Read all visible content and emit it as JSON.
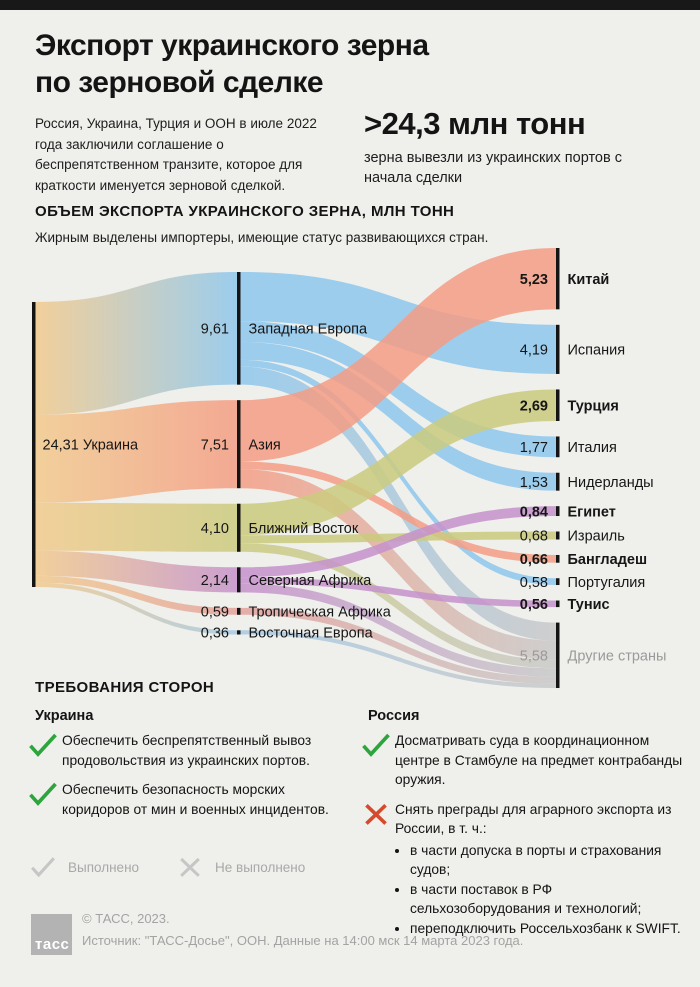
{
  "page": {
    "background": "#efefec",
    "top_strip_color": "#181818"
  },
  "header": {
    "title_line1": "Экспорт украинского зерна",
    "title_line2": "по зерновой сделке",
    "intro": "Россия, Украина, Турция и ООН в июле 2022 года заключили соглашение о беспрепятственном транзите, которое для краткости именуется зерновой сделкой.",
    "big_number": ">24,3 млн тонн",
    "big_number_caption": "зерна вывезли из украинских портов с начала сделки"
  },
  "chart": {
    "section_title": "ОБЪЕМ ЭКСПОРТА УКРАИНСКОГО ЗЕРНА, МЛН ТОНН",
    "note": "Жирным выделены импортеры, имеющие статус развивающихся стран."
  },
  "chart_data": {
    "type": "sankey",
    "title": "Объем экспорта украинского зерна",
    "unit": "млн тонн",
    "note_bold_meaning": "импортеры со статусом развивающихся стран",
    "nodes": [
      {
        "id": "ukraine",
        "label": "Украина",
        "value": 24.31,
        "value_label": "24,31",
        "col": 0,
        "color": "#f2ca8d",
        "bold": false,
        "muted": false
      },
      {
        "id": "west_europe",
        "label": "Западная Европа",
        "value": 9.61,
        "value_label": "9,61",
        "col": 1,
        "color": "#8ec7ed",
        "bold": false,
        "muted": false
      },
      {
        "id": "asia",
        "label": "Азия",
        "value": 7.51,
        "value_label": "7,51",
        "col": 1,
        "color": "#f49d84",
        "bold": false,
        "muted": false
      },
      {
        "id": "middle_east",
        "label": "Ближний Восток",
        "value": 4.1,
        "value_label": "4,10",
        "col": 1,
        "color": "#cbcb7e",
        "bold": false,
        "muted": false
      },
      {
        "id": "north_africa",
        "label": "Северная Африка",
        "value": 2.14,
        "value_label": "2,14",
        "col": 1,
        "color": "#c592cb",
        "bold": false,
        "muted": false
      },
      {
        "id": "trop_africa",
        "label": "Тропическая Африка",
        "value": 0.59,
        "value_label": "0,59",
        "col": 1,
        "color": "#e3a29d",
        "bold": false,
        "muted": false
      },
      {
        "id": "east_europe",
        "label": "Восточная Европа",
        "value": 0.36,
        "value_label": "0,36",
        "col": 1,
        "color": "#a6c9e3",
        "bold": false,
        "muted": false
      },
      {
        "id": "china",
        "label": "Китай",
        "value": 5.23,
        "value_label": "5,23",
        "col": 2,
        "color": "#f49d84",
        "bold": true,
        "muted": false
      },
      {
        "id": "spain",
        "label": "Испания",
        "value": 4.19,
        "value_label": "4,19",
        "col": 2,
        "color": "#8ec7ed",
        "bold": false,
        "muted": false
      },
      {
        "id": "turkey",
        "label": "Турция",
        "value": 2.69,
        "value_label": "2,69",
        "col": 2,
        "color": "#cbcb7e",
        "bold": true,
        "muted": false
      },
      {
        "id": "italy",
        "label": "Италия",
        "value": 1.77,
        "value_label": "1,77",
        "col": 2,
        "color": "#8ec7ed",
        "bold": false,
        "muted": false
      },
      {
        "id": "netherlands",
        "label": "Нидерланды",
        "value": 1.53,
        "value_label": "1,53",
        "col": 2,
        "color": "#8ec7ed",
        "bold": false,
        "muted": false
      },
      {
        "id": "egypt",
        "label": "Египет",
        "value": 0.84,
        "value_label": "0,84",
        "col": 2,
        "color": "#c592cb",
        "bold": true,
        "muted": false
      },
      {
        "id": "israel",
        "label": "Израиль",
        "value": 0.68,
        "value_label": "0,68",
        "col": 2,
        "color": "#cbcb7e",
        "bold": false,
        "muted": false
      },
      {
        "id": "bangladesh",
        "label": "Бангладеш",
        "value": 0.66,
        "value_label": "0,66",
        "col": 2,
        "color": "#f49d84",
        "bold": true,
        "muted": false
      },
      {
        "id": "portugal",
        "label": "Португалия",
        "value": 0.58,
        "value_label": "0,58",
        "col": 2,
        "color": "#8ec7ed",
        "bold": false,
        "muted": false
      },
      {
        "id": "tunisia",
        "label": "Тунис",
        "value": 0.56,
        "value_label": "0,56",
        "col": 2,
        "color": "#c592cb",
        "bold": true,
        "muted": false
      },
      {
        "id": "others",
        "label": "Другие страны",
        "value": 5.58,
        "value_label": "5,58",
        "col": 2,
        "color": "#c9c9c9",
        "bold": false,
        "muted": true
      }
    ],
    "links": [
      {
        "source": "ukraine",
        "target": "west_europe",
        "value": 9.61
      },
      {
        "source": "ukraine",
        "target": "asia",
        "value": 7.51
      },
      {
        "source": "ukraine",
        "target": "middle_east",
        "value": 4.1
      },
      {
        "source": "ukraine",
        "target": "north_africa",
        "value": 2.14
      },
      {
        "source": "ukraine",
        "target": "trop_africa",
        "value": 0.59
      },
      {
        "source": "ukraine",
        "target": "east_europe",
        "value": 0.36
      },
      {
        "source": "west_europe",
        "target": "spain",
        "value": 4.19
      },
      {
        "source": "west_europe",
        "target": "italy",
        "value": 1.77
      },
      {
        "source": "west_europe",
        "target": "netherlands",
        "value": 1.53
      },
      {
        "source": "west_europe",
        "target": "portugal",
        "value": 0.58
      },
      {
        "source": "west_europe",
        "target": "others",
        "value": 1.54
      },
      {
        "source": "asia",
        "target": "china",
        "value": 5.23
      },
      {
        "source": "asia",
        "target": "bangladesh",
        "value": 0.66
      },
      {
        "source": "asia",
        "target": "others",
        "value": 1.62
      },
      {
        "source": "middle_east",
        "target": "turkey",
        "value": 2.69
      },
      {
        "source": "middle_east",
        "target": "israel",
        "value": 0.68
      },
      {
        "source": "middle_east",
        "target": "others",
        "value": 0.73
      },
      {
        "source": "north_africa",
        "target": "egypt",
        "value": 0.84
      },
      {
        "source": "north_africa",
        "target": "tunisia",
        "value": 0.56
      },
      {
        "source": "north_africa",
        "target": "others",
        "value": 0.74
      },
      {
        "source": "trop_africa",
        "target": "others",
        "value": 0.59
      },
      {
        "source": "east_europe",
        "target": "others",
        "value": 0.36
      }
    ]
  },
  "requirements": {
    "section_title": "ТРЕБОВАНИЯ СТОРОН",
    "status_colors": {
      "done": "#2da53c",
      "failed": "#d54a2c",
      "legend_icon": "#c6c6c6"
    },
    "ukraine": {
      "title": "Украина",
      "items": [
        {
          "status": "done",
          "text": "Обеспечить беспрепятственный вывоз продовольствия из украинских портов."
        },
        {
          "status": "done",
          "text": "Обеспечить безопасность морских коридоров от мин и военных инцидентов."
        }
      ]
    },
    "russia": {
      "title": "Россия",
      "items": [
        {
          "status": "done",
          "text": "Досматривать суда в координационном центре в Стамбуле на предмет контрабанды оружия."
        },
        {
          "status": "failed",
          "text": "Снять преграды для аграрного экспорта из России, в т. ч.:",
          "bullets": [
            "в части допуска в порты и страхования судов;",
            "в части поставок в РФ сельхозоборудования и технологий;",
            "переподключить Россельхозбанк к SWIFT."
          ]
        }
      ]
    },
    "legend": {
      "done": "Выполнено",
      "not_done": "Не выполнено"
    }
  },
  "footer": {
    "logo_text": "тасс",
    "copyright": "© ТАСС, 2023.",
    "source": "Источник: \"ТАСС-Досье\", ООН. Данные на 14:00 мск 14 марта 2023 года."
  }
}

Your instructions: Report only how many lines in the records contain the word "Россия".

Answer to this task: 2